(Chart and figure data)
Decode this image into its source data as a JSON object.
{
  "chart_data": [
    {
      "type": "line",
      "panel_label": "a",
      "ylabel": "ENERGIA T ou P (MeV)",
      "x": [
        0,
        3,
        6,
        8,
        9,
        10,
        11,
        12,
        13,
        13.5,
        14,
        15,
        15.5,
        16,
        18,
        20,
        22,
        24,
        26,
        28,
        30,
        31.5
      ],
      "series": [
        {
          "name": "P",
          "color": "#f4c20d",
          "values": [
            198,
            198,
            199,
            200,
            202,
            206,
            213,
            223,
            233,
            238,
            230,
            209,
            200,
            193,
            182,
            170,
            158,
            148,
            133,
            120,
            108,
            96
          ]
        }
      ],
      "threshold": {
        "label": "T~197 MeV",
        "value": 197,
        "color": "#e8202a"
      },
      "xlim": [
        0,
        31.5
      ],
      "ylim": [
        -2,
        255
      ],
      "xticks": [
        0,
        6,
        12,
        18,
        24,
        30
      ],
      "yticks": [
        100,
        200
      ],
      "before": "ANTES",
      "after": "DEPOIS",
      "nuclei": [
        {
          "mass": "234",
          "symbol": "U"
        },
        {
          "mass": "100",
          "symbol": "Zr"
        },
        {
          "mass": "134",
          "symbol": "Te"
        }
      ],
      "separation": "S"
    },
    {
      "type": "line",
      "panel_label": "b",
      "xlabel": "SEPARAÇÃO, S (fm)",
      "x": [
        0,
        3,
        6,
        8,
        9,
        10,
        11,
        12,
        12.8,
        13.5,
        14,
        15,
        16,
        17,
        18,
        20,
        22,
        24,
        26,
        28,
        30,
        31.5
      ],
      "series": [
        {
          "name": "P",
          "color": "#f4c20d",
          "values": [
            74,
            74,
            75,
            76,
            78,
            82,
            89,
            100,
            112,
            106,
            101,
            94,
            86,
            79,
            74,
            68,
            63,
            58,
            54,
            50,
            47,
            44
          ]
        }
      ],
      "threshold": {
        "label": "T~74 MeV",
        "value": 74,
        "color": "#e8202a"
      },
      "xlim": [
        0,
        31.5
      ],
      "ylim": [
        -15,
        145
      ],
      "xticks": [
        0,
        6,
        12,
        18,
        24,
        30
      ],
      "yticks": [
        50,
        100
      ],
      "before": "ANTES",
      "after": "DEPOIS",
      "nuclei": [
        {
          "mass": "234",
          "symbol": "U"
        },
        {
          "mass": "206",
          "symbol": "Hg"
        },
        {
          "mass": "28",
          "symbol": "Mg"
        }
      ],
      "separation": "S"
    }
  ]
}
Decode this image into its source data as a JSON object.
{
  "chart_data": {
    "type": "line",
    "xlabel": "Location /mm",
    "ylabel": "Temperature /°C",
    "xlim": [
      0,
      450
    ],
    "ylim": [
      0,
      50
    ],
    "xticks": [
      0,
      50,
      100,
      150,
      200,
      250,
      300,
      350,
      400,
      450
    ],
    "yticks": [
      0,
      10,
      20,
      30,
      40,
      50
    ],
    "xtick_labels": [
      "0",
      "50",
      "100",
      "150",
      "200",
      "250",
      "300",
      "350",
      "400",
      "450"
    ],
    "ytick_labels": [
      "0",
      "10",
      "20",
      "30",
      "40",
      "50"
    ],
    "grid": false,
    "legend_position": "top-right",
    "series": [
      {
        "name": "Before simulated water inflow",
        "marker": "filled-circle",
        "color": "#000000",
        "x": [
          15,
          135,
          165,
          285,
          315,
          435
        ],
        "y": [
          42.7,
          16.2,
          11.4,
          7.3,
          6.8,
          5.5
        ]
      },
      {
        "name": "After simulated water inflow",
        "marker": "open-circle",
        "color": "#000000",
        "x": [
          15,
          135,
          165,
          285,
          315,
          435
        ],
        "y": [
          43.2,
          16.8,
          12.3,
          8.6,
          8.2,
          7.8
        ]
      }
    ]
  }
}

What needs to be done =>
Find the word "marker" in the data and show each line that holds it.

Written response =>
        "marker": "filled-circle",
        "marker": "open-circle",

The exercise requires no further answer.